- [Work to be completed] Could you set down all of the data again, exactly as it stands?

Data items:
▬▬▬▬▬▬▬▬▬▬

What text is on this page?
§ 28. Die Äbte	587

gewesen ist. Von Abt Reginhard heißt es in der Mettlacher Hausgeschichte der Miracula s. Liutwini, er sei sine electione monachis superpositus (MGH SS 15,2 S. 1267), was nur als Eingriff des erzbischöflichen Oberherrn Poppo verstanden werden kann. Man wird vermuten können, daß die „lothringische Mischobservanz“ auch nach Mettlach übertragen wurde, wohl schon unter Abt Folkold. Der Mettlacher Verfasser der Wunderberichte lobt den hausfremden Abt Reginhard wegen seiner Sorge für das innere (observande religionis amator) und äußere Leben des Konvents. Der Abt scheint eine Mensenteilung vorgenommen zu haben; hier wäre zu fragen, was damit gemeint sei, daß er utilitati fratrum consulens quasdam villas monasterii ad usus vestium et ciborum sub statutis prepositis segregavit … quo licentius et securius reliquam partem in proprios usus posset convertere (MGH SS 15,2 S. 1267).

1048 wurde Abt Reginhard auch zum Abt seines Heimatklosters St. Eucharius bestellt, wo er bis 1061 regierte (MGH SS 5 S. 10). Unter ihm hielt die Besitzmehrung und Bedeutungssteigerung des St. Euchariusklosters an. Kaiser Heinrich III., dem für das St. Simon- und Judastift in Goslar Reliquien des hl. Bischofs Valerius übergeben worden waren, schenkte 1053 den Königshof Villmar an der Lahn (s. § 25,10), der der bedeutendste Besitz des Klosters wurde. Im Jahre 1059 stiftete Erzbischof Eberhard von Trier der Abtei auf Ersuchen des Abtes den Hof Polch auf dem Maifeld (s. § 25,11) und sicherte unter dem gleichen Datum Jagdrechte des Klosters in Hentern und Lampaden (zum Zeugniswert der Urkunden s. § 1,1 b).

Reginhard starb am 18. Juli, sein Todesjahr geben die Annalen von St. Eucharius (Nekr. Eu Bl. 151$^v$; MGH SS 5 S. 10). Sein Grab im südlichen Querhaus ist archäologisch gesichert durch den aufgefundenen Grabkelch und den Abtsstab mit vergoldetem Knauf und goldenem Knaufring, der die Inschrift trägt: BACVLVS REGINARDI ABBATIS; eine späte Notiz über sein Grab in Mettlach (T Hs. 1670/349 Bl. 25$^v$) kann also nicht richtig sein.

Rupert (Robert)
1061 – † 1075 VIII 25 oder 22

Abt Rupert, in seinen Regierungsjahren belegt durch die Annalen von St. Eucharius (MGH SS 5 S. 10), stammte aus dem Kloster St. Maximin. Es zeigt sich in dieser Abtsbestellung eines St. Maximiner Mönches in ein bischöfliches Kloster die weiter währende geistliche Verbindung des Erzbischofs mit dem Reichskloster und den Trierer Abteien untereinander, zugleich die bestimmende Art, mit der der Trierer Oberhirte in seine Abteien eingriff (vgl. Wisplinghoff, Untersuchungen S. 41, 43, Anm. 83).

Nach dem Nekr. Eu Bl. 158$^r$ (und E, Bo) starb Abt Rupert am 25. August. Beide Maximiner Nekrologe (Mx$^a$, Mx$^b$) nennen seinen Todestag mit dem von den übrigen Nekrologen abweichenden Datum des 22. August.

▬▬▬▬▬▬▬▬▬▬

- [Your response]
What text is on this page?
§ 28. Die Äbte	587

gewesen ist. Von Abt Reginhard heißt es in der Mettlacher Hausgeschichte der Miracula s. Liutwini, er sei sine electione monachis superpositus (MGH SS 15,2 S. 1267), was nur als Eingriff des erzbischöflichen Oberherrn Poppo verstanden werden kann. Man wird vermuten können, daß die „lothringische Mischobservanz“ auch nach Mettlach übertragen wurde, wohl schon unter Abt Folkold. Der Mettlacher Verfasser der Wunderberichte lobt den hausfremden Abt Reginhard wegen seiner Sorge für das innere (observande religionis amator) und äußere Leben des Konvents. Der Abt scheint eine Mensenteilung vorgenommen zu haben; hier wäre zu fragen, was damit gemeint sei, daß er utilitati fratrum consulens quasdam villas monasterii ad usus vestium et ciborum sub statutis prepositis segregavit … quo licentius et securius reliquam partem in proprios usus posset convertere (MGH SS 15,2 S. 1267).

1048 wurde Abt Reginhard auch zum Abt seines Heimatklosters St. Eucharius bestellt, wo er bis 1061 regierte (MGH SS 5 S. 10). Unter ihm hielt die Besitzmehrung und Bedeutungssteigerung des St. Euchariusklosters an. Kaiser Heinrich III., dem für das St. Simon- und Judastift in Goslar Reliquien des hl. Bischofs Valerius übergeben worden waren, schenkte 1053 den Königshof Villmar an der Lahn (s. § 25,10), der der bedeutendste Besitz des Klosters wurde. Im Jahre 1059 stiftete Erzbischof Eberhard von Trier der Abtei auf Ersuchen des Abtes den Hof Polch auf dem Maifeld (s. § 25,11) und sicherte unter dem gleichen Datum Jagdrechte des Klosters in Hentern und Lampaden (zum Zeugniswert der Urkunden s. § 1,1 b).

Reginhard starb am 18. Juli, sein Todesjahr geben die Annalen von St. Eucharius (Nekr. Eu Bl. 151$^v$; MGH SS 5 S. 10). Sein Grab im südlichen Querhaus ist archäologisch gesichert durch den aufgefundenen Grabkelch und den Abtsstab mit vergoldetem Knauf und goldenem Knaufring, der die Inschrift trägt: BACVLVS REGINARDI ABBATIS; eine späte Notiz über sein Grab in Mettlach (T Hs. 1670/349 Bl. 25$^v$) kann also nicht richtig sein.

Rupert (Robert)
1061 – † 1075 VIII 25 oder 22

Abt Rupert, in seinen Regierungsjahren belegt durch die Annalen von St. Eucharius (MGH SS 5 S. 10), stammte aus dem Kloster St. Maximin. Es zeigt sich in dieser Abtsbestellung eines St. Maximiner Mönches in ein bischöfliches Kloster die weiter währende geistliche Verbindung des Erzbischofs mit dem Reichskloster und den Trierer Abteien untereinander, zugleich die bestimmende Art, mit der der Trierer Oberhirte in seine Abteien eingriff (vgl. Wisplinghoff, Untersuchungen S. 41, 43, Anm. 83).

Nach dem Nekr. Eu Bl. 158$^r$ (und E, Bo) starb Abt Rupert am 25. August. Beide Maximiner Nekrologe (Mx$^a$, Mx$^b$) nennen seinen Todestag mit dem von den übrigen Nekrologen abweichenden Datum des 22. August.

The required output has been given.